**Records for processing**
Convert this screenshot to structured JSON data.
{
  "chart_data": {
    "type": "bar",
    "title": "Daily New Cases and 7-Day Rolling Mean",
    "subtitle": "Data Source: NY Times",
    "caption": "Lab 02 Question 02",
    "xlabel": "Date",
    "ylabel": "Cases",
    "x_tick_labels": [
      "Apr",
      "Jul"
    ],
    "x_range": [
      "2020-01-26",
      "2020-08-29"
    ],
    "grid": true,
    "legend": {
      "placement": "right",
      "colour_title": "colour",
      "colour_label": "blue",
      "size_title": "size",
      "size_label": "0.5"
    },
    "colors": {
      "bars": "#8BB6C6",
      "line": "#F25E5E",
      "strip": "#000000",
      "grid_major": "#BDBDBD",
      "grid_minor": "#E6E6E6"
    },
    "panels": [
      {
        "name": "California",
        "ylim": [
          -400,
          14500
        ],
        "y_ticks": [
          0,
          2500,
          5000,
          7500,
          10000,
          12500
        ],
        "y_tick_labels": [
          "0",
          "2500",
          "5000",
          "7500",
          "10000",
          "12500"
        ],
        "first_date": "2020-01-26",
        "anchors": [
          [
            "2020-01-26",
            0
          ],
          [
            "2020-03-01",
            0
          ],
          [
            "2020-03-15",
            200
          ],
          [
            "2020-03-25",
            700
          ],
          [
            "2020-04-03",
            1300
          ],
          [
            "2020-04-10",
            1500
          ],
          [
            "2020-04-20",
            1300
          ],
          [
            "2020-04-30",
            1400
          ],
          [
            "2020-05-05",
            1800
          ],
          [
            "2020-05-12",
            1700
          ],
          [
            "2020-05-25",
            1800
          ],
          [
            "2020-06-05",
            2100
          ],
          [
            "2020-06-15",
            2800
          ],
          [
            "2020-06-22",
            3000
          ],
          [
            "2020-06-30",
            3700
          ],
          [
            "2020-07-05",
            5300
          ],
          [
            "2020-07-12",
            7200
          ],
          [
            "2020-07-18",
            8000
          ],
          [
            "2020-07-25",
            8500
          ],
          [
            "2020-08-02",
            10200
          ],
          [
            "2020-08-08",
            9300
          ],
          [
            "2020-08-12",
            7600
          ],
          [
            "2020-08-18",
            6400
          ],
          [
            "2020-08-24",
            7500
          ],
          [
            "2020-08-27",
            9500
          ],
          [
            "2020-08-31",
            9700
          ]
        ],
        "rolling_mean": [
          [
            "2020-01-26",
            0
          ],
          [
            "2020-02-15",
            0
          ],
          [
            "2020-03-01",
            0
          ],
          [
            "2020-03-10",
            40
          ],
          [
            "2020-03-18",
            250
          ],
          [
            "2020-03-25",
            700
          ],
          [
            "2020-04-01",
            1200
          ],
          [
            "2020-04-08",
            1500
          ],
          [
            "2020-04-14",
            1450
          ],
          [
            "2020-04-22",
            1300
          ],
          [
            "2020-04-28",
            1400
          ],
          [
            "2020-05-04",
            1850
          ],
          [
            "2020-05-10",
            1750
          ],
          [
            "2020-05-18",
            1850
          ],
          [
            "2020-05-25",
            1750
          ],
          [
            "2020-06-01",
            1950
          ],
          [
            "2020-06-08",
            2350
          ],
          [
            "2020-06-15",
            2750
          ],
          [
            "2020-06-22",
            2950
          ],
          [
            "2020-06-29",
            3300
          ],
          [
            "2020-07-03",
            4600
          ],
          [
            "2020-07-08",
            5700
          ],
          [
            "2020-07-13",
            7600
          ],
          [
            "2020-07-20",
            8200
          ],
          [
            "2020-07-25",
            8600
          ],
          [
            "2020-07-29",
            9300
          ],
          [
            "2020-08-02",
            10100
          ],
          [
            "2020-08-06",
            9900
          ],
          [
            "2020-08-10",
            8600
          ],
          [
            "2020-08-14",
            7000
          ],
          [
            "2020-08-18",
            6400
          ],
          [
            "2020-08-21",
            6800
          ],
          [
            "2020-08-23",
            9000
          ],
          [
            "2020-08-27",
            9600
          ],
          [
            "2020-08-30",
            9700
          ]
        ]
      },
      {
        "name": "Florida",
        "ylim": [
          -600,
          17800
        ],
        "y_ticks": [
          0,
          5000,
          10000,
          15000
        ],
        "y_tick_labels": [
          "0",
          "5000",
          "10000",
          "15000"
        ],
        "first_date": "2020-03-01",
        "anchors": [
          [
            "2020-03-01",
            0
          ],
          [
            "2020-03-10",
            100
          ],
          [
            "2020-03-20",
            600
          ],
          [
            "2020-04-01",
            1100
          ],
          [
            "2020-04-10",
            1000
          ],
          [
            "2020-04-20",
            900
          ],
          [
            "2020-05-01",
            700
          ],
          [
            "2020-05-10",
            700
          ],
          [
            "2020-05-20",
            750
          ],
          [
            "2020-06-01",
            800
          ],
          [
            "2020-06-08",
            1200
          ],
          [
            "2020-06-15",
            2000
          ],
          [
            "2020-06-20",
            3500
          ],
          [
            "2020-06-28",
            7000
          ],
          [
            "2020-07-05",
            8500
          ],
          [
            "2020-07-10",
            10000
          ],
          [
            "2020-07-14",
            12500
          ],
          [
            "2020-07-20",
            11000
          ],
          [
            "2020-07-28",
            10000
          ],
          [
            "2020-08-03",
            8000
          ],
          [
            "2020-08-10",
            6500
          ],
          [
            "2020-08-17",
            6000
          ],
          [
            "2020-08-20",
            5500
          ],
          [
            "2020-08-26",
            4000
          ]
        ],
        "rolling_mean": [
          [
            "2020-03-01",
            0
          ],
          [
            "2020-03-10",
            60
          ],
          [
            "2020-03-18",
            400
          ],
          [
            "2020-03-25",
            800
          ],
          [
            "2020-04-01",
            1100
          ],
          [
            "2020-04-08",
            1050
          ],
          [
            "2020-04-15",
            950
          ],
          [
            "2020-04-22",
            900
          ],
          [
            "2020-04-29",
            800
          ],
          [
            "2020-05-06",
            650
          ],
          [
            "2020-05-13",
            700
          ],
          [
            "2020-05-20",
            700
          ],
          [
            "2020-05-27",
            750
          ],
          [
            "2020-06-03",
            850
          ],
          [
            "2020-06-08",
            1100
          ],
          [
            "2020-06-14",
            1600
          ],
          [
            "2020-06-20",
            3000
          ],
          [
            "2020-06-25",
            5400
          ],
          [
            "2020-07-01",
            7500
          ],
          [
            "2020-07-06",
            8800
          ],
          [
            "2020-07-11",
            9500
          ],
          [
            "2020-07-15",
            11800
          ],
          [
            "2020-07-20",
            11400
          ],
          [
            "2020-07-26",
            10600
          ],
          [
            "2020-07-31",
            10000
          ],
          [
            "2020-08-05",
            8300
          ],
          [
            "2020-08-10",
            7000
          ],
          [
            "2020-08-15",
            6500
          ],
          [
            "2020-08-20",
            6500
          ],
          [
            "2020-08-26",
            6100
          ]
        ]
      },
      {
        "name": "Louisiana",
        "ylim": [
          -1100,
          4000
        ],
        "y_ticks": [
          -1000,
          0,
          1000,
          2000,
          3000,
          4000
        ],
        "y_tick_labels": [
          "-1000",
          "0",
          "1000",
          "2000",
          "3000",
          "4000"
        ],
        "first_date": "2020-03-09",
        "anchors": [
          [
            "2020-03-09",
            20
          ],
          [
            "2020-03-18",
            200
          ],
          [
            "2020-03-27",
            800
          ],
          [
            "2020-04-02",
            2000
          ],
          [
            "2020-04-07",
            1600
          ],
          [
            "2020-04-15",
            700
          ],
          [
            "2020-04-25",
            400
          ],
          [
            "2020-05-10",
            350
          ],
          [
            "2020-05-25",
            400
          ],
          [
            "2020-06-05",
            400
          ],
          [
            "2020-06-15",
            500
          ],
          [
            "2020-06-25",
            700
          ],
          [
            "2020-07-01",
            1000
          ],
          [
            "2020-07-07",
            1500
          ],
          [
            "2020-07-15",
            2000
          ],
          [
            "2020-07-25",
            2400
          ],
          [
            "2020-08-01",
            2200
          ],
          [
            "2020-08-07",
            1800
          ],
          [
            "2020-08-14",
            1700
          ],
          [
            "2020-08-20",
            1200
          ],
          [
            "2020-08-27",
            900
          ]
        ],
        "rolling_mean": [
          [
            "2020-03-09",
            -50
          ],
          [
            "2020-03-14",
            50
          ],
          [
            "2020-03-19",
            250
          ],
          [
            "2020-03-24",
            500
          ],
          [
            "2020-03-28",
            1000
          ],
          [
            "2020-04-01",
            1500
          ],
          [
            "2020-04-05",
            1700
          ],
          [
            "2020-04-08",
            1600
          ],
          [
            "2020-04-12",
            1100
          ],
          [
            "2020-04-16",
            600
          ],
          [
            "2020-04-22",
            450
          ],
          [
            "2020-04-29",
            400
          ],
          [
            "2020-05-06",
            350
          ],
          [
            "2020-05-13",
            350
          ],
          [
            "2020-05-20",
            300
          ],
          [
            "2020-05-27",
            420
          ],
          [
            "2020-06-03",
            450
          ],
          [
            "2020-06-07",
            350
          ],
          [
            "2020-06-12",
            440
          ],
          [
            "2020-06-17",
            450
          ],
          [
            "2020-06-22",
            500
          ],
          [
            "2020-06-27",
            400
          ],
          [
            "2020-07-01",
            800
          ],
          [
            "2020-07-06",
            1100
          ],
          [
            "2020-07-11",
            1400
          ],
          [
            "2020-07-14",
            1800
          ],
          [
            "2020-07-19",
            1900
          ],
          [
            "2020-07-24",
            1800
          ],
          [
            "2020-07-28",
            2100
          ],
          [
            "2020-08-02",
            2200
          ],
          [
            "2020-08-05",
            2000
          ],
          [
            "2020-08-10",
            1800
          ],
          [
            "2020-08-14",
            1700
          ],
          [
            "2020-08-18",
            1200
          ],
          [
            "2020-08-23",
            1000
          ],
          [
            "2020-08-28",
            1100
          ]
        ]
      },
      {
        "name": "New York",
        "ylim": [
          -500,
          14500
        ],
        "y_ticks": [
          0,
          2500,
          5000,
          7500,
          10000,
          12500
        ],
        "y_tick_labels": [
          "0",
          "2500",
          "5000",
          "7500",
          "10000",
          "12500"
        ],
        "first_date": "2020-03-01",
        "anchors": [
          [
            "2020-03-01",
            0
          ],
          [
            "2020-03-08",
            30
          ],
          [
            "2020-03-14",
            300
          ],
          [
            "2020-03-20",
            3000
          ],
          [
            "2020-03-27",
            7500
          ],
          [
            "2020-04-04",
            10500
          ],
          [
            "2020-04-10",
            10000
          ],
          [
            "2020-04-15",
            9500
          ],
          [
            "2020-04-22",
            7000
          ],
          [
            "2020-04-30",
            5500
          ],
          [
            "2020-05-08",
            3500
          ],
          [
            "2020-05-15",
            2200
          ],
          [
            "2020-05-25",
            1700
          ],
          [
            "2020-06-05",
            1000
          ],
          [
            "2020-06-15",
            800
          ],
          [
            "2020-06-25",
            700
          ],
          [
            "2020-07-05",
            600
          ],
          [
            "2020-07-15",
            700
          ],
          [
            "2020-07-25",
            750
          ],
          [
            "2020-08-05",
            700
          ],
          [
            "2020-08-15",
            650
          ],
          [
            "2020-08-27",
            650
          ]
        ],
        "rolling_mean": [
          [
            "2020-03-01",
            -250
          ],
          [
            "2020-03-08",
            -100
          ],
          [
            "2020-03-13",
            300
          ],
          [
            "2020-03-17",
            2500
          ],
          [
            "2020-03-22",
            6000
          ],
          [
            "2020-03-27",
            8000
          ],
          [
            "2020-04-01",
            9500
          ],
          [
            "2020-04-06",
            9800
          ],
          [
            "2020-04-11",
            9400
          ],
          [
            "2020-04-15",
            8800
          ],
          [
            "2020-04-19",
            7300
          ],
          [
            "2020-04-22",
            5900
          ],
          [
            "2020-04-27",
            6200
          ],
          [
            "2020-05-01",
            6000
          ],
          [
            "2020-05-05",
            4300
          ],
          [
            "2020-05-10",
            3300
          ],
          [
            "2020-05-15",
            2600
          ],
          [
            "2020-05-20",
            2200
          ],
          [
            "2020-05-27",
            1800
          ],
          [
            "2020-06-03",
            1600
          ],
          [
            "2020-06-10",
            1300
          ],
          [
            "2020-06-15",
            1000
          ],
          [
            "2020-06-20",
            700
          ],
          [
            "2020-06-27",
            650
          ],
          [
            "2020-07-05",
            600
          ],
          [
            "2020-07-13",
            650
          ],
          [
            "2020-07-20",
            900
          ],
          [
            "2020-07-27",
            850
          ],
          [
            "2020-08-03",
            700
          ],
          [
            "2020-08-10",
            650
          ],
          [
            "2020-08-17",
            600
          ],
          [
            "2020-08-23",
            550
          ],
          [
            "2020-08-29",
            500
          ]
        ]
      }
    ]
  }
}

**Brief**
Only a number is needed: how many lines of the material above contain "name"?

**The completed task**
4